[Figure collection entries]
--- begin ---

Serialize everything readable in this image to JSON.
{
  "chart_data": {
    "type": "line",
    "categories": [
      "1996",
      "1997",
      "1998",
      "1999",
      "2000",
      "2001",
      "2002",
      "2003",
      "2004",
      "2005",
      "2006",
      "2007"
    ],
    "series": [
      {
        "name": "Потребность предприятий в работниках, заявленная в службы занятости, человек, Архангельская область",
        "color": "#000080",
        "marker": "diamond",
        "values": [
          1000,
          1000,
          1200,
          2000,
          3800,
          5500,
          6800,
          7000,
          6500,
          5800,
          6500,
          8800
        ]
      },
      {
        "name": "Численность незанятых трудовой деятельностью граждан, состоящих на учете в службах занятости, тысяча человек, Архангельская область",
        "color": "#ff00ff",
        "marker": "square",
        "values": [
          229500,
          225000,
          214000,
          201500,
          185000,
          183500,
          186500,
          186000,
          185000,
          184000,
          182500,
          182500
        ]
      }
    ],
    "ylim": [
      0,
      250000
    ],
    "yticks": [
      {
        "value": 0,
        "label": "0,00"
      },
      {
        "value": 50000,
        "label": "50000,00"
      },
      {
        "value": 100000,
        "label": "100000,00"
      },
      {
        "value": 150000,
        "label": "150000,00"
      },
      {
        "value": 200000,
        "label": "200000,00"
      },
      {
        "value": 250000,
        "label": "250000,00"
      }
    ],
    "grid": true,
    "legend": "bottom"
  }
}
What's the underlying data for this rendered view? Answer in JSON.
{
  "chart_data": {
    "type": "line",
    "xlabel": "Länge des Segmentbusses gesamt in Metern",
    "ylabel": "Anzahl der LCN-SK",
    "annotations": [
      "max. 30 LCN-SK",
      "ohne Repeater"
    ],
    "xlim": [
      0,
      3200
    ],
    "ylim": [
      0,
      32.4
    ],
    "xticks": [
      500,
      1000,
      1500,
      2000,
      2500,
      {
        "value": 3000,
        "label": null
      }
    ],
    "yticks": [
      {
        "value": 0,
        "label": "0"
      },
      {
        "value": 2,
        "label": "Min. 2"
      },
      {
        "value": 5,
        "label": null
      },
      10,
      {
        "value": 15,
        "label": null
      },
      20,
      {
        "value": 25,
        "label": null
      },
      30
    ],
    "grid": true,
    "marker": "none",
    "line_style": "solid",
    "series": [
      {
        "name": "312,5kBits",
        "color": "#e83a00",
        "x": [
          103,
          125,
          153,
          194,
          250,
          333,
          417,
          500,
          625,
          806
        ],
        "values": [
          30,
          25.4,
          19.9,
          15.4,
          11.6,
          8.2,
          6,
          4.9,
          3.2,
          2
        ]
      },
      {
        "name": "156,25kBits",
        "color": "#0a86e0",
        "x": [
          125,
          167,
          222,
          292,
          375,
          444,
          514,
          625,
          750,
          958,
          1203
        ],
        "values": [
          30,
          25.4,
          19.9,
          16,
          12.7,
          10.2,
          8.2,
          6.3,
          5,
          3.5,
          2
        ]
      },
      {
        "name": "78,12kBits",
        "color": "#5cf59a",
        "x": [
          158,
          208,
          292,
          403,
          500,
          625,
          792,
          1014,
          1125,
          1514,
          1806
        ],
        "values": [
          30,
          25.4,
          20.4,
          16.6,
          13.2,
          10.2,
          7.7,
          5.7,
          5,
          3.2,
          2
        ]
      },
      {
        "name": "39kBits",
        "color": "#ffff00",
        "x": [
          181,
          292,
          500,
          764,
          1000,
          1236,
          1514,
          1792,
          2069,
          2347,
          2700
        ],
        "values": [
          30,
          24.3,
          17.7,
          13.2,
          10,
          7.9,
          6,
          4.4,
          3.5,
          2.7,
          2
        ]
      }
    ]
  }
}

--- end ---

Set out every line from the material that contains the string "marker".

In response:
        "marker": "diamond",
        "marker": "square",
    "marker": "none",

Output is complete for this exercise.